This indecisive battle took place on 4 October 1710, during the Great Northern War, in Køge Bay, just south of Copenhagen. Denmark had 26 ships of the line and 5 frigates with 1808 guns, and Sweden had 21 ships of the line and several frigates with 1512 guns. The Danish ship Dannebroge exploded and of the 550-man crew only 9 survived. The Swedish ships Tre Kronor and Prinsessan Ulrika Eleonora ran aground. Because of the weather the battle could not continue. However, the Swedish fleet managed to sink and capture a Danish convoy of transport ships that were supposed to embark a Russian invasion force in Danzig. The action in Køge Bugt checked those Russian invasion plans of Sweden.

**Provided data**
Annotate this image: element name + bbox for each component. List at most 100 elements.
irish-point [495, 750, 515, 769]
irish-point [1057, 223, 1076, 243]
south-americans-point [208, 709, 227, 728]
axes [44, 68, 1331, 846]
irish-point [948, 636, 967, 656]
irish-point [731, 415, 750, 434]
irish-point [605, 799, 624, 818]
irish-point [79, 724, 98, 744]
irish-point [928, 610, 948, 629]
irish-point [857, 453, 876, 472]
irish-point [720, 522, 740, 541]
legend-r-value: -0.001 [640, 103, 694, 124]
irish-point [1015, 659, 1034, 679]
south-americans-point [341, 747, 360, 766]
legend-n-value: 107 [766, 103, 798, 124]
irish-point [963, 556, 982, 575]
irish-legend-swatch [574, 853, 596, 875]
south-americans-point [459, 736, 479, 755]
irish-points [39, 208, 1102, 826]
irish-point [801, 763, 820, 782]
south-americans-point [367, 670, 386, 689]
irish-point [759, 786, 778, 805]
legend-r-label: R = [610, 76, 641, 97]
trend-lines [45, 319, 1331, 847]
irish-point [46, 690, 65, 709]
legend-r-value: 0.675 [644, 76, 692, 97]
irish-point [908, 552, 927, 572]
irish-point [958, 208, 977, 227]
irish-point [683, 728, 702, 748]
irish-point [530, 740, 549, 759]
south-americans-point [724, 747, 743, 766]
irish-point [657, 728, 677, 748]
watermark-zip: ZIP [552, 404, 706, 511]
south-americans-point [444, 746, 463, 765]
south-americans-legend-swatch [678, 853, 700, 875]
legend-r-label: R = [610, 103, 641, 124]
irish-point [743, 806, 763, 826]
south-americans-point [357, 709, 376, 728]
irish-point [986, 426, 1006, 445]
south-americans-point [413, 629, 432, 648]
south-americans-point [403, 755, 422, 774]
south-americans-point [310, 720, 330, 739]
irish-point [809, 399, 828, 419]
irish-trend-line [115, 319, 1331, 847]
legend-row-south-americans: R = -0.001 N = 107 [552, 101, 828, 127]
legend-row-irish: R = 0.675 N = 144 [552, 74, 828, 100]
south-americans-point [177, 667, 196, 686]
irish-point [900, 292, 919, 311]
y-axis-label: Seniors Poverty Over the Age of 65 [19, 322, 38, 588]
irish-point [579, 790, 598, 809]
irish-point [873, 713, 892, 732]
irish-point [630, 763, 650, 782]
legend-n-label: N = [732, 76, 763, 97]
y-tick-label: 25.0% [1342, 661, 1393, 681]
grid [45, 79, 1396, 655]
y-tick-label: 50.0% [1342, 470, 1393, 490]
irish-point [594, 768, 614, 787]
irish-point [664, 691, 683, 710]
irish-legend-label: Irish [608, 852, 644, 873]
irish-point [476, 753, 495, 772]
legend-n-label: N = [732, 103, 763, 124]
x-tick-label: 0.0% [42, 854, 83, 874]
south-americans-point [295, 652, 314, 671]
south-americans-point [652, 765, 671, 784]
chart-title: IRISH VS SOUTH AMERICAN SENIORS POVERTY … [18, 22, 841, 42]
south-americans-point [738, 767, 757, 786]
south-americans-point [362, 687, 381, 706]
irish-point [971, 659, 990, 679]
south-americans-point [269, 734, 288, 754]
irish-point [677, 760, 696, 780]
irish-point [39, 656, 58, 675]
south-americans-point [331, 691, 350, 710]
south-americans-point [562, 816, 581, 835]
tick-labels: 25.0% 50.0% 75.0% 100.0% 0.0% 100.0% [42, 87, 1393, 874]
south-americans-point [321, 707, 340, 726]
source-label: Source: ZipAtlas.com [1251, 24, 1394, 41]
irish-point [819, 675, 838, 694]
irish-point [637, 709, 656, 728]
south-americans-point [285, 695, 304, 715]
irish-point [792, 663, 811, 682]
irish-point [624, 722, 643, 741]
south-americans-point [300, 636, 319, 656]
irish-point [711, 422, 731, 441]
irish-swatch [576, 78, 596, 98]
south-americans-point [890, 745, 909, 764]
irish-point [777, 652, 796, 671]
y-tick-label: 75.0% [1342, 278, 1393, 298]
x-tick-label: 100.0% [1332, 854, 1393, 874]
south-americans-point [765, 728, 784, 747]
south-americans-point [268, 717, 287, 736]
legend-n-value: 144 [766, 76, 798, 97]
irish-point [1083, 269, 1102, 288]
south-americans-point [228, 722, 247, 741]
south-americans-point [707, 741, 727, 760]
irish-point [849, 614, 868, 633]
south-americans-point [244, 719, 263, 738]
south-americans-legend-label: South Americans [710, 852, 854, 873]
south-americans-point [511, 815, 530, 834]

**What the exercise asks**
Reproduce the passage on the 1710 battle in Køge Bay above word for word, in full.

**Solution**
This indecisive battle took place on 4 October 1710, during the Great Northern War, in Køge Bay, just south of Copenhagen. Denmark had 26 ships of the line and 5 frigates with 1808 guns, and Sweden had 21 ships of the line and several frigates with 1512 guns. The Danish ship Dannebroge exploded and of the 550-man crew only 9 survived. The Swedish ships Tre Kronor and Prinsessan Ulrika Eleonora ran aground. Because of the weather the battle could not continue. However, the Swedish fleet managed to sink and capture a Danish convoy of transport ships that were supposed to embark a Russian invasion force in Danzig. The action in Køge Bugt checked those Russian invasion plans of Sweden.